After the recent crackdown, Xi Jinping is now in a bind. The group's debt issues pose a systematic risk to the Chinese economy and beyond. But if the state intervenes, it will give tacit approval to the actions of senior management at a time when the government is seeking to root-out financial excess.

Given the massive scale of the debt, $300bn and counting, it also represents a huge problem for the nation’s banks. More poignantly, however, there are thousands of buyers who have forked-out deposits for homes which may never be built. At the time of writing, it is difficult to gauge what path Beijing will follow, but people have had to endure stints in re-education camps for less.

Another consideration is that although Evergrande is the second largest property developer in China, it isn’t the only one in hock to the banks. A sustained retraction in property prices could give way to a secondary wave of defaults.

UK investors aren’t immune to this latest contagion from China. Specialist regional investment trusts and funds are obviously at risk, while commodity prices have already suffered as aggregate industrial demand in China has tailed off. Indeed, if conditions deteriorate further in China, it could precipitate a rush into the US dollar which also has negative implications for commodity prices.

A point worth considering is that China’s febrile property market is partly due to an absence of alternative 'paper' investments, with the resultant property speculation a consequence of slow progress in opening China’s financial sector to foreign companies, a process entirely within the purview of President Xi.

Element-and-box listings:
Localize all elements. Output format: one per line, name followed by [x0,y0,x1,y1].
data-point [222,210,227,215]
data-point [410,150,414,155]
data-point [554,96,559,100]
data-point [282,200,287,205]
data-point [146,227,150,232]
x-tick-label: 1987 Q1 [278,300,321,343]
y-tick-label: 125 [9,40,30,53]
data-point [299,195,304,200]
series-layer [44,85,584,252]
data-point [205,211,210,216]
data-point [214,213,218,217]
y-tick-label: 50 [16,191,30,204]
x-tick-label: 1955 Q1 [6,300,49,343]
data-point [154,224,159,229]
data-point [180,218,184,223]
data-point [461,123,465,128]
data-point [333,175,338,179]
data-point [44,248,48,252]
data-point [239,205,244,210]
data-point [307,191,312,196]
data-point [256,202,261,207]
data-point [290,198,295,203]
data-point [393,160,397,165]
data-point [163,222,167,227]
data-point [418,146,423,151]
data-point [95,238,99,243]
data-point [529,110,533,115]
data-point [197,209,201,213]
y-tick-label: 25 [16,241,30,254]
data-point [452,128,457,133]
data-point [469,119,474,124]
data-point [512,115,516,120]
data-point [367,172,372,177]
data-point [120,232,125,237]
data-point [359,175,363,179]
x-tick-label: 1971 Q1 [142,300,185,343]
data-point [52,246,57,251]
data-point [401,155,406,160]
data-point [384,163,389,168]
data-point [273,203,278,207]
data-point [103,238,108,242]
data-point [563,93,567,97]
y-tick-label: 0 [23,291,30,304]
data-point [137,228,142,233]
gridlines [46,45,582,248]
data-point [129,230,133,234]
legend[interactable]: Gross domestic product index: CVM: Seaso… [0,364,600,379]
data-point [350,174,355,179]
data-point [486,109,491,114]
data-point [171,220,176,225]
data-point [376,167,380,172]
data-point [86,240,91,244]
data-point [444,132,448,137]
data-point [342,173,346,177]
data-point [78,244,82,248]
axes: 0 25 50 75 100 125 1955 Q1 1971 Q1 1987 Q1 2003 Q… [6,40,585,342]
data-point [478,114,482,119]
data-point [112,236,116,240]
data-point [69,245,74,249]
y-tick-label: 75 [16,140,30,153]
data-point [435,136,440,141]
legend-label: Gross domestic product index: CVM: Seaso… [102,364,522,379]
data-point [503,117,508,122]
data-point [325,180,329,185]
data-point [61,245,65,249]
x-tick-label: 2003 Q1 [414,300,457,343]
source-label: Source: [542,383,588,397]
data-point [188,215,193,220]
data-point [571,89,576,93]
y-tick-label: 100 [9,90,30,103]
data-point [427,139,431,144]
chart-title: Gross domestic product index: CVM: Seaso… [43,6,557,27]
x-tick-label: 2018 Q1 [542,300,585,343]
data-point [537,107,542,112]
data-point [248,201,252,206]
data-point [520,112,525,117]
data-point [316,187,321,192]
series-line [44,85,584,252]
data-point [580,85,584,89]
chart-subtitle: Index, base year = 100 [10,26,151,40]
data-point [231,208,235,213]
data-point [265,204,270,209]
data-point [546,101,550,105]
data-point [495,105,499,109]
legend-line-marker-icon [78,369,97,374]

» **Work instructions**: According to the passage on China's property debt, where does Evergrande rank among property developers in China?

» **Result for this task**: It is the second largest property developer in China.